## TASK INSTRUCTIONS
The answer must consist of every record below, reproduced exactly.

## PROVIDED INFORMATION
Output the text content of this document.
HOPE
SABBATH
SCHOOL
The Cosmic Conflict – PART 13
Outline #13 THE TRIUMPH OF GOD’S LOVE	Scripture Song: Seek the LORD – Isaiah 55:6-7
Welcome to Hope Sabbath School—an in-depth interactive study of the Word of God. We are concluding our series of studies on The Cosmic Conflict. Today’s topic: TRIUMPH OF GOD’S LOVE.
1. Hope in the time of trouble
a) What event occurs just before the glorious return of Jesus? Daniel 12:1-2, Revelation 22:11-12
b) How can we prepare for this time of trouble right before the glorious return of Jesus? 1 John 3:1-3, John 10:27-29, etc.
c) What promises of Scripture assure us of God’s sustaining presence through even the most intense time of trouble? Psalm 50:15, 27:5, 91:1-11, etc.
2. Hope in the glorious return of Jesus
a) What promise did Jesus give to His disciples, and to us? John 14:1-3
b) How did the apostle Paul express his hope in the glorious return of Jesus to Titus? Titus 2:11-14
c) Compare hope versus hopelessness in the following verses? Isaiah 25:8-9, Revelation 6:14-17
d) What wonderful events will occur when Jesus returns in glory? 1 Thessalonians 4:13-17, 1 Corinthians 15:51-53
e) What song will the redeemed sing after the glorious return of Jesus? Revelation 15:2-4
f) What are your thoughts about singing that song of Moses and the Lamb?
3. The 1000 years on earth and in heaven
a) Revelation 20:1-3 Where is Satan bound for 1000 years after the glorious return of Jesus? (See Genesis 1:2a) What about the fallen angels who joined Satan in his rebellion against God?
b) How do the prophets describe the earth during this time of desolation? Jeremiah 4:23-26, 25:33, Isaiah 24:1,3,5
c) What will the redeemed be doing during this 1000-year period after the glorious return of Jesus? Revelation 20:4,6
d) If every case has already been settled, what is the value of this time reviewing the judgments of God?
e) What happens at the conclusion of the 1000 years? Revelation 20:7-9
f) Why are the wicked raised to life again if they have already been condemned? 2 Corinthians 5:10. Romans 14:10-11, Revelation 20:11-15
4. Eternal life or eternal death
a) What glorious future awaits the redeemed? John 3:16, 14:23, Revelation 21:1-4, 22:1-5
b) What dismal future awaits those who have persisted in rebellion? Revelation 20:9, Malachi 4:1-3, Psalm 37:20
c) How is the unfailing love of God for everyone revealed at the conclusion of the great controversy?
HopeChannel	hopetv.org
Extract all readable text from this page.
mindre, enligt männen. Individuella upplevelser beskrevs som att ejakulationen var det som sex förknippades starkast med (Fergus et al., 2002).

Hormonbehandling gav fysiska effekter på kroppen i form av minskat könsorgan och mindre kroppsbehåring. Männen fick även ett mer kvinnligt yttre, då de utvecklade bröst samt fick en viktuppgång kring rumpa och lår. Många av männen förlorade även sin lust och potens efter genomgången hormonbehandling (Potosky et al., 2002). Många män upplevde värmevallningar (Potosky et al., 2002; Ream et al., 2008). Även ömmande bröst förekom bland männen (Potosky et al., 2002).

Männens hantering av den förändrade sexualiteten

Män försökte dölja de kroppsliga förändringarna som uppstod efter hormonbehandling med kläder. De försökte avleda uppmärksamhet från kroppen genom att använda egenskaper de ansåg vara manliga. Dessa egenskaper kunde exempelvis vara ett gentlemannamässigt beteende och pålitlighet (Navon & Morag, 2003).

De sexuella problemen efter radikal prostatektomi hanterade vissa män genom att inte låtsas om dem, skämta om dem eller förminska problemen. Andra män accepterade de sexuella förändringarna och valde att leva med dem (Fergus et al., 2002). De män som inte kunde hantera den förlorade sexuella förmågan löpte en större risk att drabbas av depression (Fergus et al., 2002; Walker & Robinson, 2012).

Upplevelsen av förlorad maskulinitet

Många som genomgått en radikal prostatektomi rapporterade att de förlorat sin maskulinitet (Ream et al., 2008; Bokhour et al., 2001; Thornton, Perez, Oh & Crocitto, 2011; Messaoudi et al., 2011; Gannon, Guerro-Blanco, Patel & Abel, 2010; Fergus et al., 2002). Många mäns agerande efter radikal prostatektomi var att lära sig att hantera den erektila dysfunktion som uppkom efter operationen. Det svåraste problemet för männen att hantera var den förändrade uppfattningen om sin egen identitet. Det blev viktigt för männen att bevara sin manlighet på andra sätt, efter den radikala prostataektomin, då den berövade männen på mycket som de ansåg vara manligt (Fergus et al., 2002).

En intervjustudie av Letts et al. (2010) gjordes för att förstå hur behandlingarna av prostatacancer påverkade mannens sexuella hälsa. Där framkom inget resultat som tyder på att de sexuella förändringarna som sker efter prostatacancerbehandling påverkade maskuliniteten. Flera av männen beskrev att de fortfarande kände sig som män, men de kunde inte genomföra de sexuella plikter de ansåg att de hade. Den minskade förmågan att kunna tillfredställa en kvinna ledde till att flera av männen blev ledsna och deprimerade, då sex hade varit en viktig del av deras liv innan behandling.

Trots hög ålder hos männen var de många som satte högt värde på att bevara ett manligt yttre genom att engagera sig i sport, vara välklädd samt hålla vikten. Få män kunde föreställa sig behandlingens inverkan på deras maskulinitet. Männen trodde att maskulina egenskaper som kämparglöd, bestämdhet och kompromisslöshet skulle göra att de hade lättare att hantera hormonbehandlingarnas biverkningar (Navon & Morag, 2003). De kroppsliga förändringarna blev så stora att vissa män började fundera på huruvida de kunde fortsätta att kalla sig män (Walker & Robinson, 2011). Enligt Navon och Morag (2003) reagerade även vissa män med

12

## TASK RESPONSE
Output the text content of this document.
HOPE
SABBATH
SCHOOL
The Cosmic Conflict – PART 13
Outline #13 THE TRIUMPH OF GOD’S LOVE	Scripture Song: Seek the LORD – Isaiah 55:6-7
Welcome to Hope Sabbath School—an in-depth interactive study of the Word of God. We are concluding our series of studies on The Cosmic Conflict. Today’s topic: TRIUMPH OF GOD’S LOVE.
1. Hope in the time of trouble
a) What event occurs just before the glorious return of Jesus? Daniel 12:1-2, Revelation 22:11-12
b) How can we prepare for this time of trouble right before the glorious return of Jesus? 1 John 3:1-3, John 10:27-29, etc.
c) What promises of Scripture assure us of God’s sustaining presence through even the most intense time of trouble? Psalm 50:15, 27:5, 91:1-11, etc.
2. Hope in the glorious return of Jesus
a) What promise did Jesus give to His disciples, and to us? John 14:1-3
b) How did the apostle Paul express his hope in the glorious return of Jesus to Titus? Titus 2:11-14
c) Compare hope versus hopelessness in the following verses? Isaiah 25:8-9, Revelation 6:14-17
d) What wonderful events will occur when Jesus returns in glory? 1 Thessalonians 4:13-17, 1 Corinthians 15:51-53
e) What song will the redeemed sing after the glorious return of Jesus? Revelation 15:2-4
f) What are your thoughts about singing that song of Moses and the Lamb?
3. The 1000 years on earth and in heaven
a) Revelation 20:1-3 Where is Satan bound for 1000 years after the glorious return of Jesus? (See Genesis 1:2a) What about the fallen angels who joined Satan in his rebellion against God?
b) How do the prophets describe the earth during this time of desolation? Jeremiah 4:23-26, 25:33, Isaiah 24:1,3,5
c) What will the redeemed be doing during this 1000-year period after the glorious return of Jesus? Revelation 20:4,6
d) If every case has already been settled, what is the value of this time reviewing the judgments of God?
e) What happens at the conclusion of the 1000 years? Revelation 20:7-9
f) Why are the wicked raised to life again if they have already been condemned? 2 Corinthians 5:10. Romans 14:10-11, Revelation 20:11-15
4. Eternal life or eternal death
a) What glorious future awaits the redeemed? John 3:16, 14:23, Revelation 21:1-4, 22:1-5
b) What dismal future awaits those who have persisted in rebellion? Revelation 20:9, Malachi 4:1-3, Psalm 37:20
c) How is the unfailing love of God for everyone revealed at the conclusion of the great controversy?
HopeChannel	hopetv.org
Extract all readable text from this page.
mindre, enligt männen. Individuella upplevelser beskrevs som att ejakulationen var det som sex förknippades starkast med (Fergus et al., 2002).

Hormonbehandling gav fysiska effekter på kroppen i form av minskat könsorgan och mindre kroppsbehåring. Männen fick även ett mer kvinnligt yttre, då de utvecklade bröst samt fick en viktuppgång kring rumpa och lår. Många av männen förlorade även sin lust och potens efter genomgången hormonbehandling (Potosky et al., 2002). Många män upplevde värmevallningar (Potosky et al., 2002; Ream et al., 2008). Även ömmande bröst förekom bland männen (Potosky et al., 2002).

Männens hantering av den förändrade sexualiteten

Män försökte dölja de kroppsliga förändringarna som uppstod efter hormonbehandling med kläder. De försökte avleda uppmärksamhet från kroppen genom att använda egenskaper de ansåg vara manliga. Dessa egenskaper kunde exempelvis vara ett gentlemannamässigt beteende och pålitlighet (Navon & Morag, 2003).

De sexuella problemen efter radikal prostatektomi hanterade vissa män genom att inte låtsas om dem, skämta om dem eller förminska problemen. Andra män accepterade de sexuella förändringarna och valde att leva med dem (Fergus et al., 2002). De män som inte kunde hantera den förlorade sexuella förmågan löpte en större risk att drabbas av depression (Fergus et al., 2002; Walker & Robinson, 2012).

Upplevelsen av förlorad maskulinitet

Många som genomgått en radikal prostatektomi rapporterade att de förlorat sin maskulinitet (Ream et al., 2008; Bokhour et al., 2001; Thornton, Perez, Oh & Crocitto, 2011; Messaoudi et al., 2011; Gannon, Guerro-Blanco, Patel & Abel, 2010; Fergus et al., 2002). Många mäns agerande efter radikal prostatektomi var att lära sig att hantera den erektila dysfunktion som uppkom efter operationen. Det svåraste problemet för männen att hantera var den förändrade uppfattningen om sin egen identitet. Det blev viktigt för männen att bevara sin manlighet på andra sätt, efter den radikala prostataektomin, då den berövade männen på mycket som de ansåg vara manligt (Fergus et al., 2002).

En intervjustudie av Letts et al. (2010) gjordes för att förstå hur behandlingarna av prostatacancer påverkade mannens sexuella hälsa. Där framkom inget resultat som tyder på att de sexuella förändringarna som sker efter prostatacancerbehandling påverkade maskuliniteten. Flera av männen beskrev att de fortfarande kände sig som män, men de kunde inte genomföra de sexuella plikter de ansåg att de hade. Den minskade förmågan att kunna tillfredställa en kvinna ledde till att flera av männen blev ledsna och deprimerade, då sex hade varit en viktig del av deras liv innan behandling.

Trots hög ålder hos männen var de många som satte högt värde på att bevara ett manligt yttre genom att engagera sig i sport, vara välklädd samt hålla vikten. Få män kunde föreställa sig behandlingens inverkan på deras maskulinitet. Männen trodde att maskulina egenskaper som kämparglöd, bestämdhet och kompromisslöshet skulle göra att de hade lättare att hantera hormonbehandlingarnas biverkningar (Navon & Morag, 2003). De kroppsliga förändringarna blev så stora att vissa män började fundera på huruvida de kunde fortsätta att kalla sig män (Walker & Robinson, 2011). Enligt Navon och Morag (2003) reagerade även vissa män med

12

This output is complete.